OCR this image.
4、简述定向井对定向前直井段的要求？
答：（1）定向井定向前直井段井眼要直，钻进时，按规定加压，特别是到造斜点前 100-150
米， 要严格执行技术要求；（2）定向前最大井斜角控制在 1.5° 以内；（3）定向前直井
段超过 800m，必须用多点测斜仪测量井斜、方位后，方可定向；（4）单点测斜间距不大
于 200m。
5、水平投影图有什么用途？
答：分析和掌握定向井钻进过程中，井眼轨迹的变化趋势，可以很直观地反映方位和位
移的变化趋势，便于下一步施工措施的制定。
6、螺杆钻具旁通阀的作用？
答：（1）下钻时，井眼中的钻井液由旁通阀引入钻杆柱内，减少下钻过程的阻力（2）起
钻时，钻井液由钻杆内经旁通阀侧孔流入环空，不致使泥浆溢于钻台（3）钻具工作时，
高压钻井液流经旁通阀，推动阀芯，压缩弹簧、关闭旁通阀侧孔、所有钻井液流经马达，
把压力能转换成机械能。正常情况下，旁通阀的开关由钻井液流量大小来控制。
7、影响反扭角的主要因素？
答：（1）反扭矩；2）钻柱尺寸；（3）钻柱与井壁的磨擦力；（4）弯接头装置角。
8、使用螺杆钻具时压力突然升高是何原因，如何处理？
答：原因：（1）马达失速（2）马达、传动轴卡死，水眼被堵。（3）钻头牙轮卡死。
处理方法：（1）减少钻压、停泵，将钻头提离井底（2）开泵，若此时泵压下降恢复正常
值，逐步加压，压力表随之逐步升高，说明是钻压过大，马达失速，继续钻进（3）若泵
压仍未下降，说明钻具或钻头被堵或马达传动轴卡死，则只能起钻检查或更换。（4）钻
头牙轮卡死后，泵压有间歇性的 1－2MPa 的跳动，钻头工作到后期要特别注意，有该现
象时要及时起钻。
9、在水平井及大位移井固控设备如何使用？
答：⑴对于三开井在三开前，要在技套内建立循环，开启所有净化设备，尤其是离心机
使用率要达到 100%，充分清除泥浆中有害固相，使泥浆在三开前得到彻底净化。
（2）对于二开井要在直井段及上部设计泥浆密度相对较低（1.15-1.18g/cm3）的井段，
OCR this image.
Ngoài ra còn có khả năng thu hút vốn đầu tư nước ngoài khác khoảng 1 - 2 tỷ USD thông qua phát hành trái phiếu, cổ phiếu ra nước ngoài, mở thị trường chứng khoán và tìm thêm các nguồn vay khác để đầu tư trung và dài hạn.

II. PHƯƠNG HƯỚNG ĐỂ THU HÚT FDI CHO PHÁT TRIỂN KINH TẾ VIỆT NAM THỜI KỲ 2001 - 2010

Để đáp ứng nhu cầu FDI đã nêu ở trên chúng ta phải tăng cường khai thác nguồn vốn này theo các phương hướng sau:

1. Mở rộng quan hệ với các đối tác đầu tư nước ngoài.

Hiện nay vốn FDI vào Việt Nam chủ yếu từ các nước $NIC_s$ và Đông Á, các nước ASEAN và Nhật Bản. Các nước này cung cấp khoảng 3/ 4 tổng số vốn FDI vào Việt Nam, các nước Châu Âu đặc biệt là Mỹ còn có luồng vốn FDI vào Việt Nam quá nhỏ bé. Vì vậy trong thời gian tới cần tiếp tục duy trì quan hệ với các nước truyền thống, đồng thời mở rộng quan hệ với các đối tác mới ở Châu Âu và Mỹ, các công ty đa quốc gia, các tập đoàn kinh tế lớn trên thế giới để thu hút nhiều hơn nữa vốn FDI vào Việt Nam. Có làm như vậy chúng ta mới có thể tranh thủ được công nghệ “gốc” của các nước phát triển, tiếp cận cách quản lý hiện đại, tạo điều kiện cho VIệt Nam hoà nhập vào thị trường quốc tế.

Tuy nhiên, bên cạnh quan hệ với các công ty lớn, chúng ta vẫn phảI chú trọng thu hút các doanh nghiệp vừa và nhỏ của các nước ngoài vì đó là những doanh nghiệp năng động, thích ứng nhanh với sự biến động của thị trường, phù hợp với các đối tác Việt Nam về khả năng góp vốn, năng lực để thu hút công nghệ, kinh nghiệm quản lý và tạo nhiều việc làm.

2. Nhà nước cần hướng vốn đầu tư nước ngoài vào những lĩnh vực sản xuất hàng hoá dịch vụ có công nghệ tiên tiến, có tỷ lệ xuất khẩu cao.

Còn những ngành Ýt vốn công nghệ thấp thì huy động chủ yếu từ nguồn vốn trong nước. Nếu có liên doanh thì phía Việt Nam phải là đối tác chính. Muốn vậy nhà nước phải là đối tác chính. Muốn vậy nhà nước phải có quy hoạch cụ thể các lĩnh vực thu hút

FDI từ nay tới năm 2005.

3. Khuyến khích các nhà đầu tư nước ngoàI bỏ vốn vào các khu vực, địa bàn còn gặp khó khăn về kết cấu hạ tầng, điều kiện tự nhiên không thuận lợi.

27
----------
Exercise description: The entries above should be repeated exactly, every one of them.

Exercise output:
OCR this image.
4、简述定向井对定向前直井段的要求？
答：（1）定向井定向前直井段井眼要直，钻进时，按规定加压，特别是到造斜点前 100-150
米， 要严格执行技术要求；（2）定向前最大井斜角控制在 1.5° 以内；（3）定向前直井
段超过 800m，必须用多点测斜仪测量井斜、方位后，方可定向；（4）单点测斜间距不大
于 200m。
5、水平投影图有什么用途？
答：分析和掌握定向井钻进过程中，井眼轨迹的变化趋势，可以很直观地反映方位和位
移的变化趋势，便于下一步施工措施的制定。
6、螺杆钻具旁通阀的作用？
答：（1）下钻时，井眼中的钻井液由旁通阀引入钻杆柱内，减少下钻过程的阻力（2）起
钻时，钻井液由钻杆内经旁通阀侧孔流入环空，不致使泥浆溢于钻台（3）钻具工作时，
高压钻井液流经旁通阀，推动阀芯，压缩弹簧、关闭旁通阀侧孔、所有钻井液流经马达，
把压力能转换成机械能。正常情况下，旁通阀的开关由钻井液流量大小来控制。
7、影响反扭角的主要因素？
答：（1）反扭矩；2）钻柱尺寸；（3）钻柱与井壁的磨擦力；（4）弯接头装置角。
8、使用螺杆钻具时压力突然升高是何原因，如何处理？
答：原因：（1）马达失速（2）马达、传动轴卡死，水眼被堵。（3）钻头牙轮卡死。
处理方法：（1）减少钻压、停泵，将钻头提离井底（2）开泵，若此时泵压下降恢复正常
值，逐步加压，压力表随之逐步升高，说明是钻压过大，马达失速，继续钻进（3）若泵
压仍未下降，说明钻具或钻头被堵或马达传动轴卡死，则只能起钻检查或更换。（4）钻
头牙轮卡死后，泵压有间歇性的 1－2MPa 的跳动，钻头工作到后期要特别注意，有该现
象时要及时起钻。
9、在水平井及大位移井固控设备如何使用？
答：⑴对于三开井在三开前，要在技套内建立循环，开启所有净化设备，尤其是离心机
使用率要达到 100%，充分清除泥浆中有害固相，使泥浆在三开前得到彻底净化。
（2）对于二开井要在直井段及上部设计泥浆密度相对较低（1.15-1.18g/cm3）的井段，
OCR this image.
Ngoài ra còn có khả năng thu hút vốn đầu tư nước ngoài khác khoảng 1 - 2 tỷ USD thông qua phát hành trái phiếu, cổ phiếu ra nước ngoài, mở thị trường chứng khoán và tìm thêm các nguồn vay khác để đầu tư trung và dài hạn.

II. PHƯƠNG HƯỚNG ĐỂ THU HÚT FDI CHO PHÁT TRIỂN KINH TẾ VIỆT NAM THỜI KỲ 2001 - 2010

Để đáp ứng nhu cầu FDI đã nêu ở trên chúng ta phải tăng cường khai thác nguồn vốn này theo các phương hướng sau:

1. Mở rộng quan hệ với các đối tác đầu tư nước ngoài.

Hiện nay vốn FDI vào Việt Nam chủ yếu từ các nước $NIC_s$ và Đông Á, các nước ASEAN và Nhật Bản. Các nước này cung cấp khoảng 3/ 4 tổng số vốn FDI vào Việt Nam, các nước Châu Âu đặc biệt là Mỹ còn có luồng vốn FDI vào Việt Nam quá nhỏ bé. Vì vậy trong thời gian tới cần tiếp tục duy trì quan hệ với các nước truyền thống, đồng thời mở rộng quan hệ với các đối tác mới ở Châu Âu và Mỹ, các công ty đa quốc gia, các tập đoàn kinh tế lớn trên thế giới để thu hút nhiều hơn nữa vốn FDI vào Việt Nam. Có làm như vậy chúng ta mới có thể tranh thủ được công nghệ “gốc” của các nước phát triển, tiếp cận cách quản lý hiện đại, tạo điều kiện cho VIệt Nam hoà nhập vào thị trường quốc tế.

Tuy nhiên, bên cạnh quan hệ với các công ty lớn, chúng ta vẫn phảI chú trọng thu hút các doanh nghiệp vừa và nhỏ của các nước ngoài vì đó là những doanh nghiệp năng động, thích ứng nhanh với sự biến động của thị trường, phù hợp với các đối tác Việt Nam về khả năng góp vốn, năng lực để thu hút công nghệ, kinh nghiệm quản lý và tạo nhiều việc làm.

2. Nhà nước cần hướng vốn đầu tư nước ngoài vào những lĩnh vực sản xuất hàng hoá dịch vụ có công nghệ tiên tiến, có tỷ lệ xuất khẩu cao.

Còn những ngành Ýt vốn công nghệ thấp thì huy động chủ yếu từ nguồn vốn trong nước. Nếu có liên doanh thì phía Việt Nam phải là đối tác chính. Muốn vậy nhà nước phải là đối tác chính. Muốn vậy nhà nước phải có quy hoạch cụ thể các lĩnh vực thu hút

FDI từ nay tới năm 2005.

3. Khuyến khích các nhà đầu tư nước ngoàI bỏ vốn vào các khu vực, địa bàn còn gặp khó khăn về kết cấu hạ tầng, điều kiện tự nhiên không thuận lợi.

27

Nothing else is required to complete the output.